Problem to solve: Reproduce the listing below in its entirety. Change nothing.
++++ Material shown
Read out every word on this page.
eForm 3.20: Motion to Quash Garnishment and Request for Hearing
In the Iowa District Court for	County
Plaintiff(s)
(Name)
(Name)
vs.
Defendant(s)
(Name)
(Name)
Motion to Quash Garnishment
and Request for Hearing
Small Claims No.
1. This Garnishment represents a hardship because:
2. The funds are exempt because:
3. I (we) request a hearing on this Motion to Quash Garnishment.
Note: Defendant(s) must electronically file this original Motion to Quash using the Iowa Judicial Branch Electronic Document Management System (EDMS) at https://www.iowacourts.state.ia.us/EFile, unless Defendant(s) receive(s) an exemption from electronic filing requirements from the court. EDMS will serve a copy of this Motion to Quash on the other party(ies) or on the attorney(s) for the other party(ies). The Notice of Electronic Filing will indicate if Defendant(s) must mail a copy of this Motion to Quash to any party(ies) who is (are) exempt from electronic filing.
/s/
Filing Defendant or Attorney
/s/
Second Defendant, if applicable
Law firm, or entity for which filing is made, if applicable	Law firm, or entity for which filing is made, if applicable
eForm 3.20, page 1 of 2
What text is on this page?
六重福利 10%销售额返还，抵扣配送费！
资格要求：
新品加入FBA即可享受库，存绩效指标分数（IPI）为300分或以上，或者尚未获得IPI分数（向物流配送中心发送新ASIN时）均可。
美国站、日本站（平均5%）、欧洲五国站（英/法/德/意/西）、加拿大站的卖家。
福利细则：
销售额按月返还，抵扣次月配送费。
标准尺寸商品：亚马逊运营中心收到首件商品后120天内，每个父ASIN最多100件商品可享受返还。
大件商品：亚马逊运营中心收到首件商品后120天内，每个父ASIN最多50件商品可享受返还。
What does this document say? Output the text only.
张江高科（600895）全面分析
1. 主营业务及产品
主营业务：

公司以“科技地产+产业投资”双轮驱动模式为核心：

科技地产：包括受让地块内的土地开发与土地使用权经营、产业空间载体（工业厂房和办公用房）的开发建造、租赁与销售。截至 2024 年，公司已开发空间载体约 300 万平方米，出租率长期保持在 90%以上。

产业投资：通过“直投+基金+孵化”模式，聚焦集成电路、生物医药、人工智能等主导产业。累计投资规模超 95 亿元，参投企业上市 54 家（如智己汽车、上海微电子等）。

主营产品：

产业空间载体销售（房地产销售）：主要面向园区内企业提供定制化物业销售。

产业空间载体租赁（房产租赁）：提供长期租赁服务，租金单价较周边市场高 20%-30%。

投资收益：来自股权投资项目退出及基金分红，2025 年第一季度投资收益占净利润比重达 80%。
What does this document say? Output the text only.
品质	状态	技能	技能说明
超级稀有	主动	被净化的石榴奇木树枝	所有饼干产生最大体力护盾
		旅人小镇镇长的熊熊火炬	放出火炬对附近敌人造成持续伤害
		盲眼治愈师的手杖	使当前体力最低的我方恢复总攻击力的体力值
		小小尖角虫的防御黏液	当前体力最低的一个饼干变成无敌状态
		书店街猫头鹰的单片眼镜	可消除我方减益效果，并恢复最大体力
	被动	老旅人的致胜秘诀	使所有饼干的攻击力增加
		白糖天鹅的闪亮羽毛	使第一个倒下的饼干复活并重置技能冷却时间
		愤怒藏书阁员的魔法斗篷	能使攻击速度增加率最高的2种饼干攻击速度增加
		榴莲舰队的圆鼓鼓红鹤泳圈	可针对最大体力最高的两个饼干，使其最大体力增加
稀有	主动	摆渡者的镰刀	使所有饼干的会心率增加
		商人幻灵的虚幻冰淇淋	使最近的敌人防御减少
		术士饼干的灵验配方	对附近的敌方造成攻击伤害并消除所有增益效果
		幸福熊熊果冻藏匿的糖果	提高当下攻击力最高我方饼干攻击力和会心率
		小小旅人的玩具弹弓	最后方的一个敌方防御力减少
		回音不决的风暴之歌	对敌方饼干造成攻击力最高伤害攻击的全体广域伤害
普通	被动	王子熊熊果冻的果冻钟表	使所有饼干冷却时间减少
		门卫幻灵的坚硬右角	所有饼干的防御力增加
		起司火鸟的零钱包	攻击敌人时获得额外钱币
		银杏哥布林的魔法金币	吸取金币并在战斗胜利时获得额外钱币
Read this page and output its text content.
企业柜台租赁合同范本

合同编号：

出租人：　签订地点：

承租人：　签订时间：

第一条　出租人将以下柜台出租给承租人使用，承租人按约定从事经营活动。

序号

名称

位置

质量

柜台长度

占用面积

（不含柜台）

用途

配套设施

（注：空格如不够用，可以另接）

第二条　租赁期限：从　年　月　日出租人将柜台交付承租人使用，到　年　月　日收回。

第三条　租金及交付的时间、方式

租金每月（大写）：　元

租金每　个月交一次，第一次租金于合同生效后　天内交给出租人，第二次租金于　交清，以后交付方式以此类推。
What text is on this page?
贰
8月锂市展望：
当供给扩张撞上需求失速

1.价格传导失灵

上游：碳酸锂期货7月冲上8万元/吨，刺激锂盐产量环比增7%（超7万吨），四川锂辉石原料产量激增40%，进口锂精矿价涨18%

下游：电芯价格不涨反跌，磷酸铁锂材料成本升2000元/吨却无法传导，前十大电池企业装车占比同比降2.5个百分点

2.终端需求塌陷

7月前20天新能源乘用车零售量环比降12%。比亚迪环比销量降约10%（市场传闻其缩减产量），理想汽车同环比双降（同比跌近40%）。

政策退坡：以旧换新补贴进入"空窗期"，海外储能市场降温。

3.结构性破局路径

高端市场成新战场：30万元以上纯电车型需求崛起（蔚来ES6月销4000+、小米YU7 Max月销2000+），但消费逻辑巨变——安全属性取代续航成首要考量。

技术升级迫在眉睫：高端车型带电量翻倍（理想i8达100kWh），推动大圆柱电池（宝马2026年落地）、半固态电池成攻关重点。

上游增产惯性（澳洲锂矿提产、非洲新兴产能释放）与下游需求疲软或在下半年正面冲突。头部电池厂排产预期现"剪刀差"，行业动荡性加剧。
++++++++
Exercise response:
Read out every word on this page.
eForm 3.20: Motion to Quash Garnishment and Request for Hearing
In the Iowa District Court for	County
Plaintiff(s)
(Name)
(Name)
vs.
Defendant(s)
(Name)
(Name)
Motion to Quash Garnishment
and Request for Hearing
Small Claims No.
1. This Garnishment represents a hardship because:
2. The funds are exempt because:
3. I (we) request a hearing on this Motion to Quash Garnishment.
Note: Defendant(s) must electronically file this original Motion to Quash using the Iowa Judicial Branch Electronic Document Management System (EDMS) at https://www.iowacourts.state.ia.us/EFile, unless Defendant(s) receive(s) an exemption from electronic filing requirements from the court. EDMS will serve a copy of this Motion to Quash on the other party(ies) or on the attorney(s) for the other party(ies). The Notice of Electronic Filing will indicate if Defendant(s) must mail a copy of this Motion to Quash to any party(ies) who is (are) exempt from electronic filing.
/s/
Filing Defendant or Attorney
/s/
Second Defendant, if applicable
Law firm, or entity for which filing is made, if applicable	Law firm, or entity for which filing is made, if applicable
eForm 3.20, page 1 of 2
What text is on this page?
六重福利 10%销售额返还，抵扣配送费！
资格要求：
新品加入FBA即可享受库，存绩效指标分数（IPI）为300分或以上，或者尚未获得IPI分数（向物流配送中心发送新ASIN时）均可。
美国站、日本站（平均5%）、欧洲五国站（英/法/德/意/西）、加拿大站的卖家。
福利细则：
销售额按月返还，抵扣次月配送费。
标准尺寸商品：亚马逊运营中心收到首件商品后120天内，每个父ASIN最多100件商品可享受返还。
大件商品：亚马逊运营中心收到首件商品后120天内，每个父ASIN最多50件商品可享受返还。
What does this document say? Output the text only.
张江高科（600895）全面分析
1. 主营业务及产品
主营业务：

公司以“科技地产+产业投资”双轮驱动模式为核心：

科技地产：包括受让地块内的土地开发与土地使用权经营、产业空间载体（工业厂房和办公用房）的开发建造、租赁与销售。截至 2024 年，公司已开发空间载体约 300 万平方米，出租率长期保持在 90%以上。

产业投资：通过“直投+基金+孵化”模式，聚焦集成电路、生物医药、人工智能等主导产业。累计投资规模超 95 亿元，参投企业上市 54 家（如智己汽车、上海微电子等）。

主营产品：

产业空间载体销售（房地产销售）：主要面向园区内企业提供定制化物业销售。

产业空间载体租赁（房产租赁）：提供长期租赁服务，租金单价较周边市场高 20%-30%。

投资收益：来自股权投资项目退出及基金分红，2025 年第一季度投资收益占净利润比重达 80%。
What does this document say? Output the text only.
品质	状态	技能	技能说明
超级稀有	主动	被净化的石榴奇木树枝	所有饼干产生最大体力护盾
		旅人小镇镇长的熊熊火炬	放出火炬对附近敌人造成持续伤害
		盲眼治愈师的手杖	使当前体力最低的我方恢复总攻击力的体力值
		小小尖角虫的防御黏液	当前体力最低的一个饼干变成无敌状态
		书店街猫头鹰的单片眼镜	可消除我方减益效果，并恢复最大体力
	被动	老旅人的致胜秘诀	使所有饼干的攻击力增加
		白糖天鹅的闪亮羽毛	使第一个倒下的饼干复活并重置技能冷却时间
		愤怒藏书阁员的魔法斗篷	能使攻击速度增加率最高的2种饼干攻击速度增加
		榴莲舰队的圆鼓鼓红鹤泳圈	可针对最大体力最高的两个饼干，使其最大体力增加
稀有	主动	摆渡者的镰刀	使所有饼干的会心率增加
		商人幻灵的虚幻冰淇淋	使最近的敌人防御减少
		术士饼干的灵验配方	对附近的敌方造成攻击伤害并消除所有增益效果
		幸福熊熊果冻藏匿的糖果	提高当下攻击力最高我方饼干攻击力和会心率
		小小旅人的玩具弹弓	最后方的一个敌方防御力减少
		回音不决的风暴之歌	对敌方饼干造成攻击力最高伤害攻击的全体广域伤害
普通	被动	王子熊熊果冻的果冻钟表	使所有饼干冷却时间减少
		门卫幻灵的坚硬右角	所有饼干的防御力增加
		起司火鸟的零钱包	攻击敌人时获得额外钱币
		银杏哥布林的魔法金币	吸取金币并在战斗胜利时获得额外钱币
Read this page and output its text content.
企业柜台租赁合同范本

合同编号：

出租人：　签订地点：

承租人：　签订时间：

第一条　出租人将以下柜台出租给承租人使用，承租人按约定从事经营活动。

序号

名称

位置

质量

柜台长度

占用面积

（不含柜台）

用途

配套设施

（注：空格如不够用，可以另接）

第二条　租赁期限：从　年　月　日出租人将柜台交付承租人使用，到　年　月　日收回。

第三条　租金及交付的时间、方式

租金每月（大写）：　元

租金每　个月交一次，第一次租金于合同生效后　天内交给出租人，第二次租金于　交清，以后交付方式以此类推。
What text is on this page?
贰
8月锂市展望：
当供给扩张撞上需求失速

1.价格传导失灵

上游：碳酸锂期货7月冲上8万元/吨，刺激锂盐产量环比增7%（超7万吨），四川锂辉石原料产量激增40%，进口锂精矿价涨18%

下游：电芯价格不涨反跌，磷酸铁锂材料成本升2000元/吨却无法传导，前十大电池企业装车占比同比降2.5个百分点

2.终端需求塌陷

7月前20天新能源乘用车零售量环比降12%。比亚迪环比销量降约10%（市场传闻其缩减产量），理想汽车同环比双降（同比跌近40%）。

政策退坡：以旧换新补贴进入"空窗期"，海外储能市场降温。

3.结构性破局路径

高端市场成新战场：30万元以上纯电车型需求崛起（蔚来ES6月销4000+、小米YU7 Max月销2000+），但消费逻辑巨变——安全属性取代续航成首要考量。

技术升级迫在眉睫：高端车型带电量翻倍（理想i8达100kWh），推动大圆柱电池（宝马2026年落地）、半固态电池成攻关重点。

上游增产惯性（澳洲锂矿提产、非洲新兴产能释放）与下游需求疲软或在下半年正面冲突。头部电池厂排产预期现"剪刀差"，行业动荡性加剧。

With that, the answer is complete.